_Written problem 1:_
In the forum thread on the wireless fix, why does jasex conclude that the fix did not work?
_Written problem 2:_
Pick up the forum thread on the wireless fix after its final post and continue it.

Your instructions were flawless.  I'm running hardy with a 2.6.24-19 generic kernel (standard updates are current), with nvidia drivers, on a brand new HP dv5-1017nr laptop.  Wifi is working flawlessly.

Nice work on the instructions.  I was going to wait until 8.10 came out, but now all is cool.  

Thanks.

----------


## jasex

Hey all... struggling with the 5100 too, on a  HP Pavilion DV4-1020US, will confirm if theburningor's fix works or not.

 :Very Happy: 

 :Sad:  EDIT: did not work... not as far as I can tell... about two minutes after performing sudo make load... the computer locked up... nothing would respond, and my capslock light started flashing. restarted... computer locked up on GDM login. restarted again... back in ubuntu... still seem to be at square one... orange wi-fi light... though a new development is... when I turn on the computer, it becomes blue temporarily, then... SIZZLE back to orange... pressing it does nothing. there's not even an option in network manager for enabling wireles... is there perhaps a step I missed... Ubuntu 7.10 64bit... upgraded to 8.04 64 bit... not straight 8.04 install

----------


## dfacto

worked for sony vaio vgn-sz540; thanks!

Annotated region listings:
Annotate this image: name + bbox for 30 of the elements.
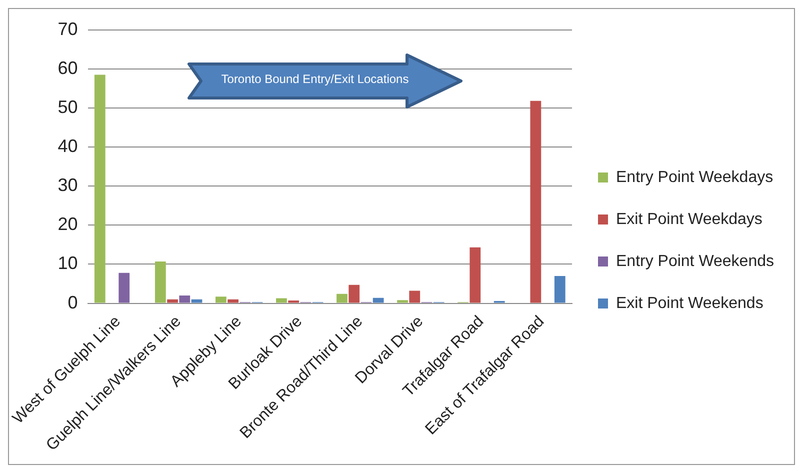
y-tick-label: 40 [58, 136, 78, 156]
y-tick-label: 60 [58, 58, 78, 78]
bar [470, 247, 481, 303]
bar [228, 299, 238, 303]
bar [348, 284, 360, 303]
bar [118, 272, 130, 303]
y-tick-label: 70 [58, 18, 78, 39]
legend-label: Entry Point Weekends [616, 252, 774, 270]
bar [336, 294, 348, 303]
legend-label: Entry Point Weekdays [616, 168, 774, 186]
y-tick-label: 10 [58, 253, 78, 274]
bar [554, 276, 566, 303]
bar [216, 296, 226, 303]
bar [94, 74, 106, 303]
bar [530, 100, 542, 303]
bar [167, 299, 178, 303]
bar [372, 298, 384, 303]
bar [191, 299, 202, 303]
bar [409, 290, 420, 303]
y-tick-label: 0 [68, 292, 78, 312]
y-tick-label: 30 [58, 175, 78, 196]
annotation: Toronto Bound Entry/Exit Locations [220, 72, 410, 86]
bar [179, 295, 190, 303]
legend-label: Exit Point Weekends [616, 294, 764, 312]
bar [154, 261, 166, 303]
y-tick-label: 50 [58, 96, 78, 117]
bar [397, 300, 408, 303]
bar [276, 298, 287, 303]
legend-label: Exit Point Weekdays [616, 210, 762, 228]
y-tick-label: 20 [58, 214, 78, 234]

_Task answer 1:_
About two minutes after running sudo make load, the computer locked up, with the capslock light flashing. It locked up again at the GDM login. Once back in Ubuntu, the wi-fi light was still orange: it turned blue briefly at startup and then went back to orange, and pressing it did nothing. Network manager also offered no option to enable wireless.

_Task answer 2:_
----------


## Lokiii

> well 64 bit ubuntu 8.04 and i get SIOCSIFFLAGS: Connection timed out
> :/


Look at my previous post! I am also running a clean install of 64bit Ubuntu, and after doing what I described, it now works!

I have to do:
sudo make unload
sudo make load

each time I boot up, but it works  :Very Happy:

----------


## lopata

ae   it works  :Smile: 
tnx

----------


## sumwonyuno

Yes!

The Intel Wifi 5100 AGN works after the last update in 64-bit Intrepid Ibex Alpha 5 (to kernel 2.6.27.3).

----------


## Mastodront

Trying to get the wireless working on the girlfriends laptop; an ASUS X72V with an 5100. Seems like I can't get kill switch problem solved.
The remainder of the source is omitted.